● Directive
Keep every line where the word "will" appears; drop the rest.

● Entries provided
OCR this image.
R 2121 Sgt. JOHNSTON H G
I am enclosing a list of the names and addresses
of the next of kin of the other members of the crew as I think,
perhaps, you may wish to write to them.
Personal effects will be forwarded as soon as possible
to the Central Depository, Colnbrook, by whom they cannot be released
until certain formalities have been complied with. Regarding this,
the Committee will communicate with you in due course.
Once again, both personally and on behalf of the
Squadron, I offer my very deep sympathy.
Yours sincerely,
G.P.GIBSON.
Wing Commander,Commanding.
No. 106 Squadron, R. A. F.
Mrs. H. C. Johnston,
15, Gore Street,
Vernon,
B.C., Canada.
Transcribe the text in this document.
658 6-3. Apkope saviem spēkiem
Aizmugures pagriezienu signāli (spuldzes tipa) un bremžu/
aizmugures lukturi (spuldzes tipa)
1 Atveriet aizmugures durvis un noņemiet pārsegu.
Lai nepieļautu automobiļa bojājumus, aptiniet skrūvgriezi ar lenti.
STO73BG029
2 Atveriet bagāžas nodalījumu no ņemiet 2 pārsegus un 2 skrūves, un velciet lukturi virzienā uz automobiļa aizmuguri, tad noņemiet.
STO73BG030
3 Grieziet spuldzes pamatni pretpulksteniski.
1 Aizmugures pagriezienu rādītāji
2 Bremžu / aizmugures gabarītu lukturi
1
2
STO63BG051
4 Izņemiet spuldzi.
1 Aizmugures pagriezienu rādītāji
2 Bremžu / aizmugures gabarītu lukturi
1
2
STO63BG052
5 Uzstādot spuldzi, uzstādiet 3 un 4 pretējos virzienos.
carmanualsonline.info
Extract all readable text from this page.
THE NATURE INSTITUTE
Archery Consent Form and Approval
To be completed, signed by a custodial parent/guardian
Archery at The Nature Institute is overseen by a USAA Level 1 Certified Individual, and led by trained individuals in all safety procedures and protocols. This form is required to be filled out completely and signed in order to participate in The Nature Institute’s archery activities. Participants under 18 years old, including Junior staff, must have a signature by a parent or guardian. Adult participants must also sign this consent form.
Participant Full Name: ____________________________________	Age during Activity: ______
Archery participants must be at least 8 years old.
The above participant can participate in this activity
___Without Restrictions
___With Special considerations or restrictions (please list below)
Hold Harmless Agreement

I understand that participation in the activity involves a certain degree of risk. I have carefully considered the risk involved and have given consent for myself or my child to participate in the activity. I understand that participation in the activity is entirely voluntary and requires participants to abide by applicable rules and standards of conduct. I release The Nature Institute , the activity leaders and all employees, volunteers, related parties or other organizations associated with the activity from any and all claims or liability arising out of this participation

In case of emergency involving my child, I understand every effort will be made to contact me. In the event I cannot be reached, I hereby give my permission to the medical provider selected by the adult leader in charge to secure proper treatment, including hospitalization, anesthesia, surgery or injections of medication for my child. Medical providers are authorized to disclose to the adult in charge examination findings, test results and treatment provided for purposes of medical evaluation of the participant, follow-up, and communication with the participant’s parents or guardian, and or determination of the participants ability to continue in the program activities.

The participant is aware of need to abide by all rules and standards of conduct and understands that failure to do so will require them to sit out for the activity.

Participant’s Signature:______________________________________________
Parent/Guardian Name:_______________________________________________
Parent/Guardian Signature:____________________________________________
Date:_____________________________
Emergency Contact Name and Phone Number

● Answer for this exercise
Personal effects will be forwarded as soon as possible
the Committee will communicate with you in due course.
In case of emergency involving my child, I understand every effort will be made to contact me. In the event I cannot be reached, I hereby give my permission to the medical provider selected by the adult leader in charge to secure proper treatment, including hospitalization, anesthesia, surgery or injections of medication for my child. Medical providers are authorized to disclose to the adult in charge examination findings, test results and treatment provided for purposes of medical evaluation of the participant, follow-up, and communication with the participant’s parents or guardian, and or determination of the participants ability to continue in the program activities.
The participant is aware of need to abide by all rules and standards of conduct and understands that failure to do so will require them to sit out for the activity.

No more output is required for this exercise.